▶ **Objective**:
What lines of the data include the string "JSON"? Copy them all.

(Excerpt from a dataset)
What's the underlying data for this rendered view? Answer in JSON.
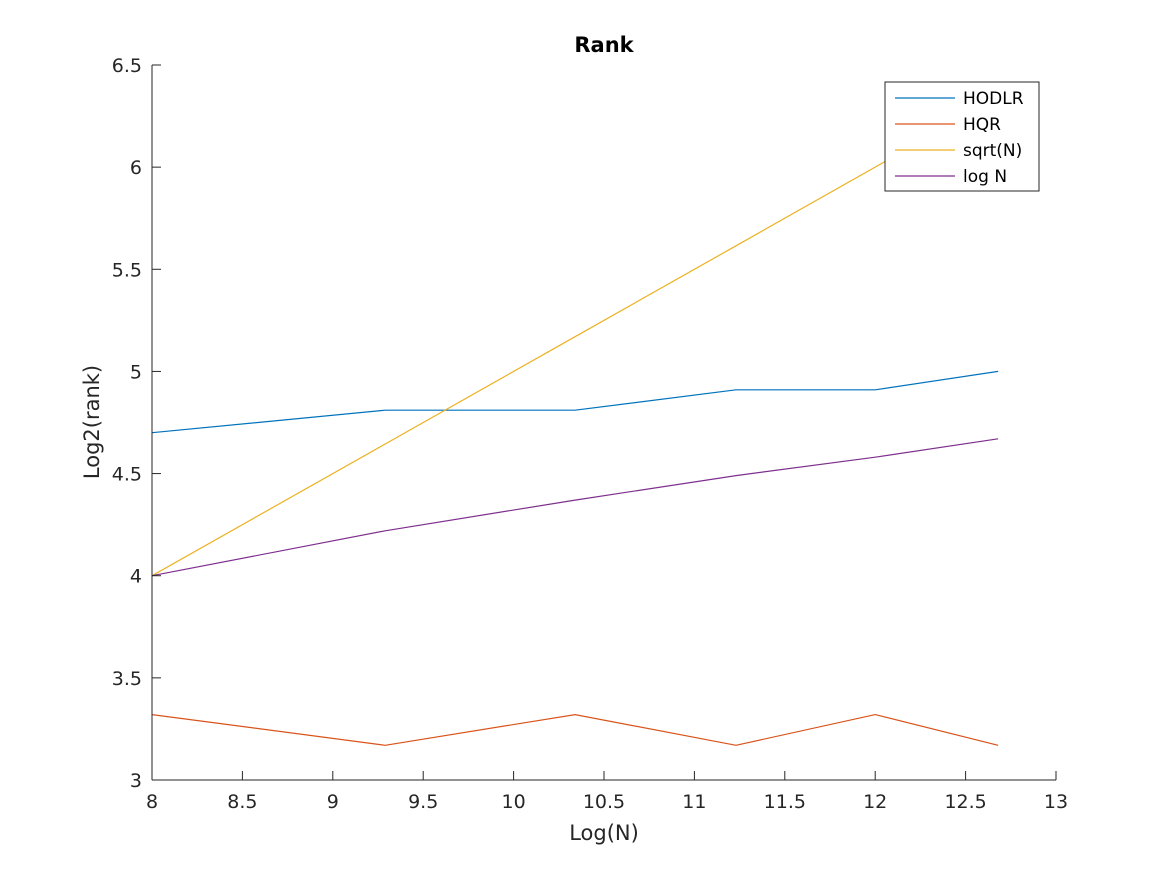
{
  "chart_data": {
    "type": "line",
    "title": "Rank",
    "xlabel": "Log(N)",
    "ylabel": "Log2(rank)",
    "xlim": [
      8,
      13
    ],
    "ylim": [
      3,
      6.5
    ],
    "xticks": [
      "8",
      "8.5",
      "9",
      "9.5",
      "10",
      "10.5",
      "11",
      "11.5",
      "12",
      "12.5",
      "13"
    ],
    "yticks": [
      "3",
      "3.5",
      "4",
      "4.5",
      "5",
      "5.5",
      "6",
      "6.5"
    ],
    "grid": false,
    "legend_position": "top-right",
    "series": [
      {
        "name": "HODLR",
        "color": "#0072BD",
        "x": [
          8,
          9.29,
          10.34,
          11.23,
          12,
          12.68
        ],
        "y": [
          4.7,
          4.81,
          4.81,
          4.91,
          4.91,
          5.0
        ]
      },
      {
        "name": "HQR",
        "color": "#D95319",
        "x": [
          8,
          9.29,
          10.34,
          11.23,
          12,
          12.68
        ],
        "y": [
          3.32,
          3.17,
          3.32,
          3.17,
          3.32,
          3.17
        ]
      },
      {
        "name": "sqrt(N)",
        "color": "#EDB120",
        "x": [
          8,
          9.29,
          10.34,
          11.23,
          12,
          12.68
        ],
        "y": [
          4.0,
          4.645,
          5.17,
          5.615,
          6.0,
          6.34
        ]
      },
      {
        "name": "log N",
        "color": "#7E2F8E",
        "x": [
          8,
          9.29,
          10.34,
          11.23,
          12,
          12.68
        ],
        "y": [
          4.0,
          4.22,
          4.37,
          4.49,
          4.58,
          4.67
        ]
      }
    ]
  }
}
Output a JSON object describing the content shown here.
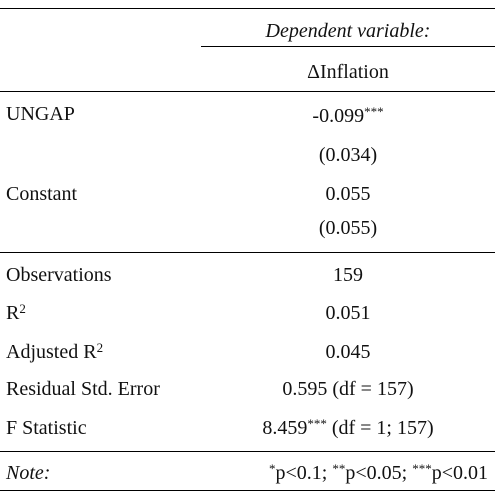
{
  "header": {
    "dependent_variable_label": "Dependent variable:",
    "column_name": "ΔInflation"
  },
  "coefficients": [
    {
      "name": "UNGAP",
      "estimate": "-0.099",
      "stars": "***",
      "std_error": "(0.034)"
    },
    {
      "name": "Constant",
      "estimate": "0.055",
      "stars": "",
      "std_error": "(0.055)"
    }
  ],
  "statistics": {
    "observations": {
      "label": "Observations",
      "value": "159"
    },
    "r2": {
      "label": "R",
      "sup": "2",
      "value": "0.051"
    },
    "adjusted_r2": {
      "label": "Adjusted R",
      "sup": "2",
      "value": "0.045"
    },
    "residual_se": {
      "label": "Residual Std. Error",
      "value": "0.595 (df = 157)"
    },
    "f_statistic": {
      "label": "F Statistic",
      "value": "8.459",
      "stars": "***",
      "df": " (df = 1; 157)"
    }
  },
  "note": {
    "label": "Note:",
    "sig1_stars": "*",
    "sig1_text": "p<0.1; ",
    "sig2_stars": "**",
    "sig2_text": "p<0.05; ",
    "sig3_stars": "***",
    "sig3_text": "p<0.01"
  }
}
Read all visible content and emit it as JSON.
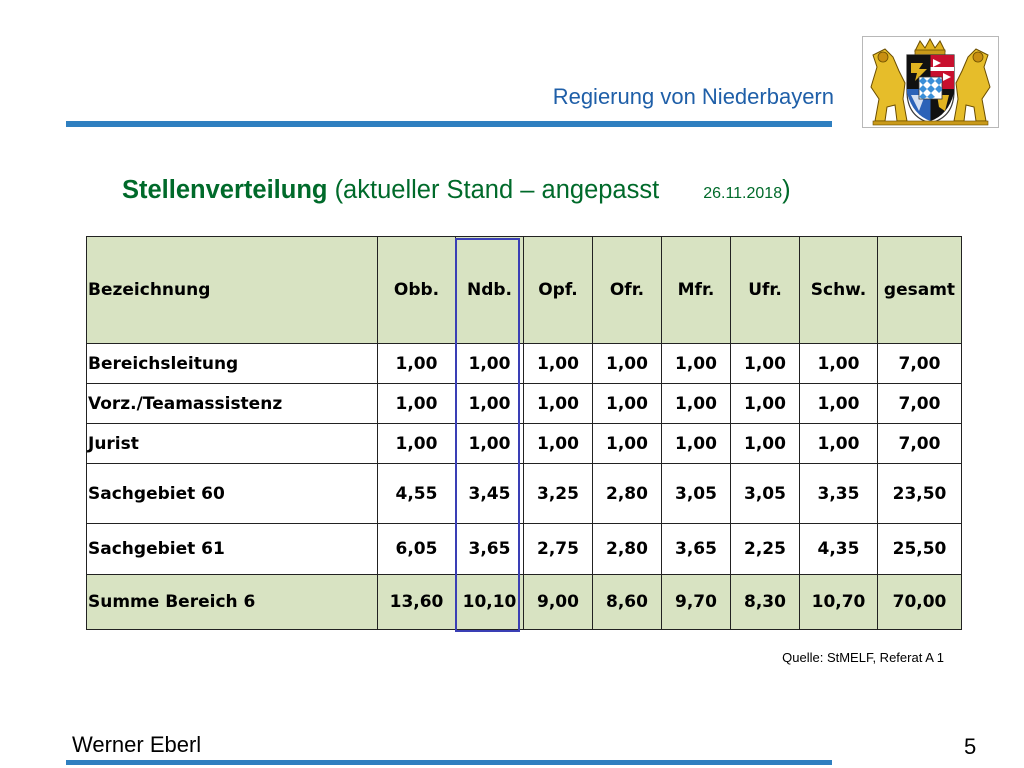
{
  "header": {
    "title": "Regierung von Niederbayern"
  },
  "slide": {
    "title_bold": "Stellenverteilung",
    "title_rest": " (aktueller Stand – angepasst",
    "date": "26.11.2018",
    "close_paren": ")"
  },
  "table": {
    "columns": [
      "Bezeichnung",
      "Obb.",
      "Ndb.",
      "Opf.",
      "Ofr.",
      "Mfr.",
      "Ufr.",
      "Schw.",
      "gesamt"
    ],
    "rows": [
      [
        "Bereichsleitung",
        "1,00",
        "1,00",
        "1,00",
        "1,00",
        "1,00",
        "1,00",
        "1,00",
        "7,00"
      ],
      [
        "Vorz./Teamassistenz",
        "1,00",
        "1,00",
        "1,00",
        "1,00",
        "1,00",
        "1,00",
        "1,00",
        "7,00"
      ],
      [
        "Jurist",
        "1,00",
        "1,00",
        "1,00",
        "1,00",
        "1,00",
        "1,00",
        "1,00",
        "7,00"
      ],
      [
        "Sachgebiet 60",
        "4,55",
        "3,45",
        "3,25",
        "2,80",
        "3,05",
        "3,05",
        "3,35",
        "23,50"
      ],
      [
        "Sachgebiet 61",
        "6,05",
        "3,65",
        "2,75",
        "2,80",
        "3,65",
        "2,25",
        "4,35",
        "25,50"
      ],
      [
        "Summe Bereich 6",
        "13,60",
        "10,10",
        "9,00",
        "8,60",
        "9,70",
        "8,30",
        "10,70",
        "70,00"
      ]
    ],
    "highlighted_column": "Ndb."
  },
  "source": "Quelle: StMELF, Referat A 1",
  "footer": {
    "author": "Werner Eberl",
    "page_number": "5"
  },
  "colors": {
    "header_blue": "#1f5fa8",
    "rule_blue": "#2f7fc0",
    "title_green": "#006a2a",
    "table_header_fill": "#d8e3c2",
    "highlight_border": "#3a3fb5"
  },
  "logo": {
    "icon": "bavarian-coat-of-arms-icon"
  }
}
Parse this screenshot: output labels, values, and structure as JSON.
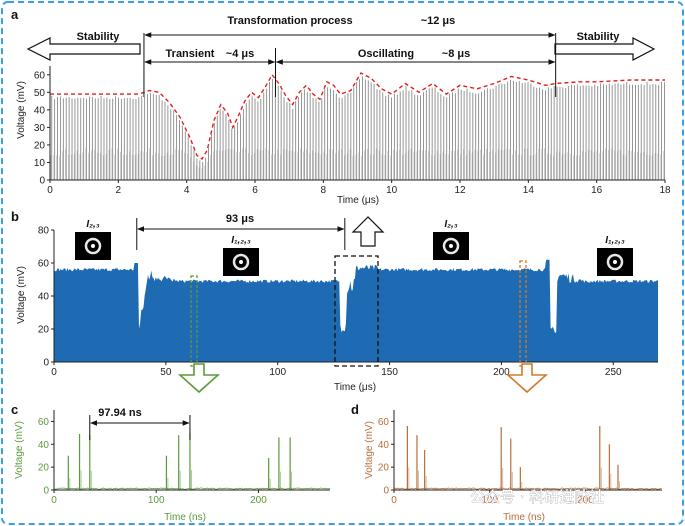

▶ **Complete answer**:
What's the underlying data for this rendered view? Answer in JSON.
Output a JSON object describing the content shown here.
Read all visible content and emit it as JSON.
Parse this screenshot: output labels, values, and structure as JSON.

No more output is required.